THE EXERCISE — Indicate only the number of lines in the listing below in which the word "attributo" appears.

------------------------------

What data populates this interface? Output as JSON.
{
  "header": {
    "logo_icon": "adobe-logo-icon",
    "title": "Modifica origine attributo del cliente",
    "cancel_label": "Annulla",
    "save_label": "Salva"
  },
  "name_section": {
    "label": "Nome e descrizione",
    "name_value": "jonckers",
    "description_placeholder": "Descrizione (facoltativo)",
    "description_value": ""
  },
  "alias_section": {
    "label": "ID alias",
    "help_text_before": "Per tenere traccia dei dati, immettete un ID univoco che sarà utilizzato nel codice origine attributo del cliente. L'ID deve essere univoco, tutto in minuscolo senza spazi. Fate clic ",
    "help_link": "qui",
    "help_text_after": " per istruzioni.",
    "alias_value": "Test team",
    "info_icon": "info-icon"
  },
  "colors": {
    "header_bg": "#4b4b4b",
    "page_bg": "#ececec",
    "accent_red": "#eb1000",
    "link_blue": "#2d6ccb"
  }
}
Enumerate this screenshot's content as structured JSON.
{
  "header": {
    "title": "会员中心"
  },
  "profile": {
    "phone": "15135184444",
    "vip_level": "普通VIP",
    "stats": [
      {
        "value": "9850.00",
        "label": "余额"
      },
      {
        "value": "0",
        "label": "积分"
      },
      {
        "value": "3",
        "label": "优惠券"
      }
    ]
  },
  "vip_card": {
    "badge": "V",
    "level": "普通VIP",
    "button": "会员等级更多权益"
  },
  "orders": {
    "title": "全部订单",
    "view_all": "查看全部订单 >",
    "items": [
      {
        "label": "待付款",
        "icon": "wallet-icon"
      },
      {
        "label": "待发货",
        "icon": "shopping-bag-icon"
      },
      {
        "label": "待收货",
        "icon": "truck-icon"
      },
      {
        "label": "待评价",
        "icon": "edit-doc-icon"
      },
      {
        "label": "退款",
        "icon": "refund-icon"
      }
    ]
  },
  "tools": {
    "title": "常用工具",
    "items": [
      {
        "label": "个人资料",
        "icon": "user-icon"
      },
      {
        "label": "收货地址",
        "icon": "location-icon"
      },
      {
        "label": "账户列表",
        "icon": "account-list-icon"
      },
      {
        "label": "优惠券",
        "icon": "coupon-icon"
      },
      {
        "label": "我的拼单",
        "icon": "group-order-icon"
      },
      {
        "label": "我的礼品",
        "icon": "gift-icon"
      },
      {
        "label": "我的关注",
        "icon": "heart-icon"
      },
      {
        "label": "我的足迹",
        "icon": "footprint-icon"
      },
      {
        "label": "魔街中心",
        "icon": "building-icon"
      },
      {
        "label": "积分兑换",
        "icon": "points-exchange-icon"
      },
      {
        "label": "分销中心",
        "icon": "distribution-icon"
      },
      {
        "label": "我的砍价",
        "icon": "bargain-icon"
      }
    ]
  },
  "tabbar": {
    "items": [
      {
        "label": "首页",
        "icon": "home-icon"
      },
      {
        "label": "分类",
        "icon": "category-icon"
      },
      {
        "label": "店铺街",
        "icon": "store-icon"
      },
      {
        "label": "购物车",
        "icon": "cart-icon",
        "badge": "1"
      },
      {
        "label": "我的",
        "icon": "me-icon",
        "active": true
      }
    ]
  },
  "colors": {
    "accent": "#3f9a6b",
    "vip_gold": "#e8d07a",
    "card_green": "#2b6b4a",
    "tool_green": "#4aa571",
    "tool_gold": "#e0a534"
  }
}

------------------------------

THE ANSWER — 2